I sat by the bedside of my mother and watched the hours tick past. Watched the white sheets rise and fall with her labored breaths. The time was shapeless. Endless until it was not. I could have been sweeping floors. I could have been digging trenches in the dirt. I could have carved lines into my skin. 

I could have been searching for my first mother. All this time, I could have been searching. I could have flown to Korea and back a thousand times. Learned the simple, phonetic hangul. Learned to say mother

I could have loved the mother who was in front of me - the living, pulsing, unhappy mother - how much better I could have loved her. 

Being here and not there. Wanting this and not that. Looking one way and missing what the eyes cannot see. Everything we have lost. Everything we cannot get back. This is a moment I will never get back. And look another has passed now. And another. 

We have people over for dinner two nights in a row and after they have gone, my aunt says: You have such nice friends. They are such lovely people. I say yes. This is how we pass the time. This is how we shape the days. Afternoons in the kitchen, the warmth of the oven, the rhythmic slicing and chopping. Bringing out dishes, placing them on the table. Chairs pulled up around the table. The pouring of wine. The raising of glasses. We lean forward, we laugh, we embrace. There are children and they run up and down the stairs. They parade around us in hats. They ask for chocolates and we give them. We take plates back to the kitchen and pile them on the countertops. 

A river of hours flowing past more swiftly than we could ever have possibly imagined.

Let them flow.

---

• _GOAL A_
In the passage, what does the aunt say once the dinner guests have left?
The passage and the records have no connection to each other.

---

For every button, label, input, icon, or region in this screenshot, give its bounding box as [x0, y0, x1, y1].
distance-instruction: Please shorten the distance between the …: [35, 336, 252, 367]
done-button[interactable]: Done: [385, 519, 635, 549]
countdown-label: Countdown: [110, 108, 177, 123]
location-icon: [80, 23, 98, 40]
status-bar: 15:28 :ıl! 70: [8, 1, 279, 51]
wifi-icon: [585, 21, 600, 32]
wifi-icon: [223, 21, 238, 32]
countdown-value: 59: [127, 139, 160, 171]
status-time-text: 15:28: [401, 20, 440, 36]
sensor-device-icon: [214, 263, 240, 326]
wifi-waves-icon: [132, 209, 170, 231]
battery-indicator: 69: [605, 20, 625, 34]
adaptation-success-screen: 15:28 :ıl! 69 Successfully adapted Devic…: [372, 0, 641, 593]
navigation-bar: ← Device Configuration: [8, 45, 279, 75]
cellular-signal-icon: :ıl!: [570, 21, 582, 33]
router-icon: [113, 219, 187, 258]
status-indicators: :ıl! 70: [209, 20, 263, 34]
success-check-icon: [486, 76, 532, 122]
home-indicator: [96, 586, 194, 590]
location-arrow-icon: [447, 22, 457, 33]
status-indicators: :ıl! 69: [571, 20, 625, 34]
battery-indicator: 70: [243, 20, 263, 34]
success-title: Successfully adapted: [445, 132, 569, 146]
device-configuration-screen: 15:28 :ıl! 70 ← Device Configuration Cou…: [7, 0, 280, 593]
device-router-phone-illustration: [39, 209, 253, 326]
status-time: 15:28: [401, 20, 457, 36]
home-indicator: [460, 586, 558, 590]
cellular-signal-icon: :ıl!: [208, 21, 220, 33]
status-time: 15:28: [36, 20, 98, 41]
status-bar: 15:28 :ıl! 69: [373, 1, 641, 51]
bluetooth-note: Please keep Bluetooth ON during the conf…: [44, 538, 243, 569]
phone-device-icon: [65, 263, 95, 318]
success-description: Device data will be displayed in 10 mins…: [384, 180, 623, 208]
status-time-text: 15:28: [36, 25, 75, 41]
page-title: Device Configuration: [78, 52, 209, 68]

---

• _GOAL B_
Gather every line of the records that contains the word "battery" and copy each one out.

• _WRITTEN RESPONSE A_
She says, "You have such nice friends. They are such lovely people."

• _WRITTEN RESPONSE B_
battery-indicator: 69: [605, 20, 625, 34]
battery-indicator: 70: [243, 20, 263, 34]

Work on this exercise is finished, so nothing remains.